### THE TASK
Repeat the records below exactly as they appear.

### RECORD EXCERPTS

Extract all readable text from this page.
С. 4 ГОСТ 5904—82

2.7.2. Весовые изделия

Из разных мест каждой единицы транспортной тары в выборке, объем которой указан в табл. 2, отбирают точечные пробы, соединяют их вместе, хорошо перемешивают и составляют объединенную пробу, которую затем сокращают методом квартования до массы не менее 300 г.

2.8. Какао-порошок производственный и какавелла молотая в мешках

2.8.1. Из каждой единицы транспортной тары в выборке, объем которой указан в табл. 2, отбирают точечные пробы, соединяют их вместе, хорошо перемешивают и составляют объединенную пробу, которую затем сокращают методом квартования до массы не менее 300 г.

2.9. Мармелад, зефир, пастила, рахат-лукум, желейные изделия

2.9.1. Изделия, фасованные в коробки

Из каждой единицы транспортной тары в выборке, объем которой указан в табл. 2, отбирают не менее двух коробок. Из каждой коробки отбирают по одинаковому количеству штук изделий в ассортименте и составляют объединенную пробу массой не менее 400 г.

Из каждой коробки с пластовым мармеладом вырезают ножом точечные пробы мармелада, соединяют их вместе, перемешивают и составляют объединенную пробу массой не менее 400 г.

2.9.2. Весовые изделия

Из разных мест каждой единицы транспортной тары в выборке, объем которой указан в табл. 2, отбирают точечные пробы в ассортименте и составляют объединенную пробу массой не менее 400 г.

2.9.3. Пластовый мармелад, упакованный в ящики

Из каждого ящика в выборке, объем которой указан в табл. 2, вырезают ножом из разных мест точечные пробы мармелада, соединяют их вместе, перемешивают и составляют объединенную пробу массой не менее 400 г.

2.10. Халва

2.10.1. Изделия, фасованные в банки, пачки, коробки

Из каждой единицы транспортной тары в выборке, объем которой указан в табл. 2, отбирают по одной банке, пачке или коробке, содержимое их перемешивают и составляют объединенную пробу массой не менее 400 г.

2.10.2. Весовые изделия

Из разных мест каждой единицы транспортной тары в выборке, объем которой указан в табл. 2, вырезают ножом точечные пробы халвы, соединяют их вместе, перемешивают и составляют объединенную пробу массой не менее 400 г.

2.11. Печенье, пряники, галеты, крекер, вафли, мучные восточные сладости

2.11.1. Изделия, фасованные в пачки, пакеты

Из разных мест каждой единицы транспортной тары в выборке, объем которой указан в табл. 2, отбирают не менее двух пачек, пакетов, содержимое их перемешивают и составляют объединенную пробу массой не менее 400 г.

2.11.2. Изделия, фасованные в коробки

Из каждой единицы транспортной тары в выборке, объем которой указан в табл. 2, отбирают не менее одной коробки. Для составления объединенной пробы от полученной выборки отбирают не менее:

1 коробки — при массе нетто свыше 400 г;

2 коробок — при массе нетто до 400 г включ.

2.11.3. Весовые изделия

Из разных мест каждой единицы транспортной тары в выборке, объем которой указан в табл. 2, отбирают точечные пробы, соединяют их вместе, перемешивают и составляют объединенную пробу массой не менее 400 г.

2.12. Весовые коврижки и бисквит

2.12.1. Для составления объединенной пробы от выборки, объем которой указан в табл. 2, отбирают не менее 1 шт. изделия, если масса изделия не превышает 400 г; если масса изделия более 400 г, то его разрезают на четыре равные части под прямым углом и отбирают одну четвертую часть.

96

### THE ANSWER
Extract all readable text from this page.
С. 4 ГОСТ 5904—82

2.7.2. Весовые изделия

Из разных мест каждой единицы транспортной тары в выборке, объем которой указан в табл. 2, отбирают точечные пробы, соединяют их вместе, хорошо перемешивают и составляют объединенную пробу, которую затем сокращают методом квартования до массы не менее 300 г.

2.8. Какао-порошок производственный и какавелла молотая в мешках

2.8.1. Из каждой единицы транспортной тары в выборке, объем которой указан в табл. 2, отбирают точечные пробы, соединяют их вместе, хорошо перемешивают и составляют объединенную пробу, которую затем сокращают методом квартования до массы не менее 300 г.

2.9. Мармелад, зефир, пастила, рахат-лукум, желейные изделия

2.9.1. Изделия, фасованные в коробки

Из каждой единицы транспортной тары в выборке, объем которой указан в табл. 2, отбирают не менее двух коробок. Из каждой коробки отбирают по одинаковому количеству штук изделий в ассортименте и составляют объединенную пробу массой не менее 400 г.

Из каждой коробки с пластовым мармеладом вырезают ножом точечные пробы мармелада, соединяют их вместе, перемешивают и составляют объединенную пробу массой не менее 400 г.

2.9.2. Весовые изделия

Из разных мест каждой единицы транспортной тары в выборке, объем которой указан в табл. 2, отбирают точечные пробы в ассортименте и составляют объединенную пробу массой не менее 400 г.

2.9.3. Пластовый мармелад, упакованный в ящики

Из каждого ящика в выборке, объем которой указан в табл. 2, вырезают ножом из разных мест точечные пробы мармелада, соединяют их вместе, перемешивают и составляют объединенную пробу массой не менее 400 г.

2.10. Халва

2.10.1. Изделия, фасованные в банки, пачки, коробки

Из каждой единицы транспортной тары в выборке, объем которой указан в табл. 2, отбирают по одной банке, пачке или коробке, содержимое их перемешивают и составляют объединенную пробу массой не менее 400 г.

2.10.2. Весовые изделия

Из разных мест каждой единицы транспортной тары в выборке, объем которой указан в табл. 2, вырезают ножом точечные пробы халвы, соединяют их вместе, перемешивают и составляют объединенную пробу массой не менее 400 г.

2.11. Печенье, пряники, галеты, крекер, вафли, мучные восточные сладости

2.11.1. Изделия, фасованные в пачки, пакеты

Из разных мест каждой единицы транспортной тары в выборке, объем которой указан в табл. 2, отбирают не менее двух пачек, пакетов, содержимое их перемешивают и составляют объединенную пробу массой не менее 400 г.

2.11.2. Изделия, фасованные в коробки

Из каждой единицы транспортной тары в выборке, объем которой указан в табл. 2, отбирают не менее одной коробки. Для составления объединенной пробы от полученной выборки отбирают не менее:

1 коробки — при массе нетто свыше 400 г;

2 коробок — при массе нетто до 400 г включ.

2.11.3. Весовые изделия

Из разных мест каждой единицы транспортной тары в выборке, объем которой указан в табл. 2, отбирают точечные пробы, соединяют их вместе, перемешивают и составляют объединенную пробу массой не менее 400 г.

2.12. Весовые коврижки и бисквит

2.12.1. Для составления объединенной пробы от выборки, объем которой указан в табл. 2, отбирают не менее 1 шт. изделия, если масса изделия не превышает 400 г; если масса изделия более 400 г, то его разрезают на четыре равные части под прямым углом и отбирают одну четвертую часть.

96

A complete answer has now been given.